## Exercise
Return the records word for word. Any pictures in them are not part of the copy.

## begin Entries supplied

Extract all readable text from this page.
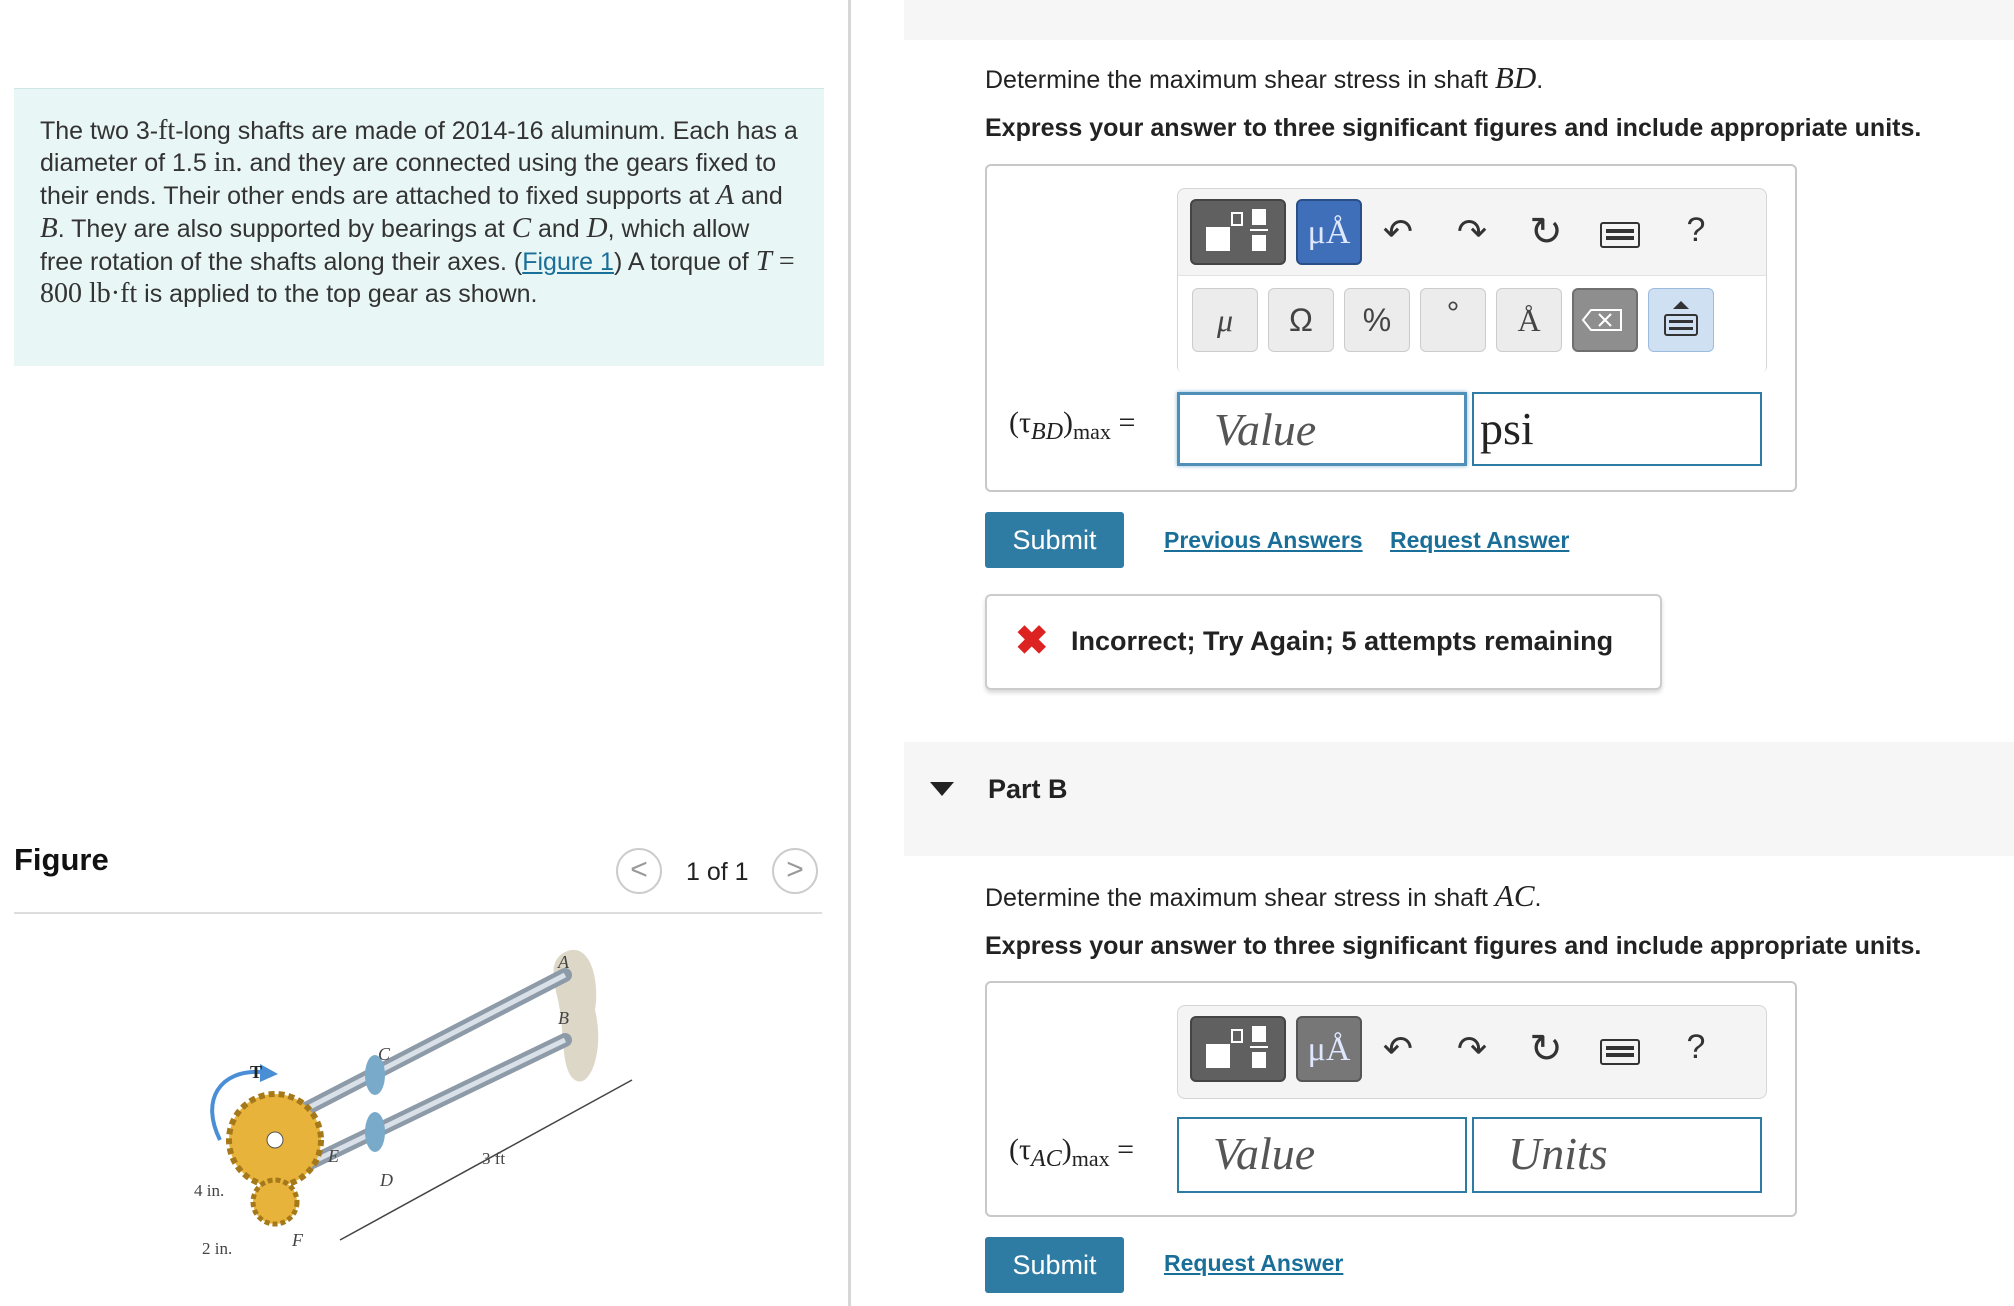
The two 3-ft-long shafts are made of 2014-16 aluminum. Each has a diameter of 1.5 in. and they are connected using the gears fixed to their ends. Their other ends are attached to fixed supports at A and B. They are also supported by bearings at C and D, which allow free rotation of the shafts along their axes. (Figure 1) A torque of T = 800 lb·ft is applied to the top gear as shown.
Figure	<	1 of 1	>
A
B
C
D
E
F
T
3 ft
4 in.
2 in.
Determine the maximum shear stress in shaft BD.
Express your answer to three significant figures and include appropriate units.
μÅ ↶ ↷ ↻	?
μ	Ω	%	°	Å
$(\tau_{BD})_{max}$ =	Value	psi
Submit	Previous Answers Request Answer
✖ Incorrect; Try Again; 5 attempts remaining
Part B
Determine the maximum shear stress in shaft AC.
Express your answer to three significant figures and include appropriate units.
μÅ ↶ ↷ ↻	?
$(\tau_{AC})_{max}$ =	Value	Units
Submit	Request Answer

## end Entries supplied

## The answer
Extract all readable text from this page.
The two 3-ft-long shafts are made of 2014-16 aluminum. Each has a diameter of 1.5 in. and they are connected using the gears fixed to their ends. Their other ends are attached to fixed supports at A and B. They are also supported by bearings at C and D, which allow free rotation of the shafts along their axes. (Figure 1) A torque of T = 800 lb·ft is applied to the top gear as shown.
Figure	<	1 of 1	>
A
B
C
D
E
F
T
3 ft
4 in.
2 in.
Determine the maximum shear stress in shaft BD.
Express your answer to three significant figures and include appropriate units.
μÅ ↶ ↷ ↻	?
μ	Ω	%	°	Å
$(\tau_{BD})_{max}$ =	Value	psi
Submit	Previous Answers Request Answer
✖ Incorrect; Try Again; 5 attempts remaining
Part B
Determine the maximum shear stress in shaft AC.
Express your answer to three significant figures and include appropriate units.
μÅ ↶ ↷ ↻	?
$(\tau_{AC})_{max}$ =	Value	Units
Submit	Request Answer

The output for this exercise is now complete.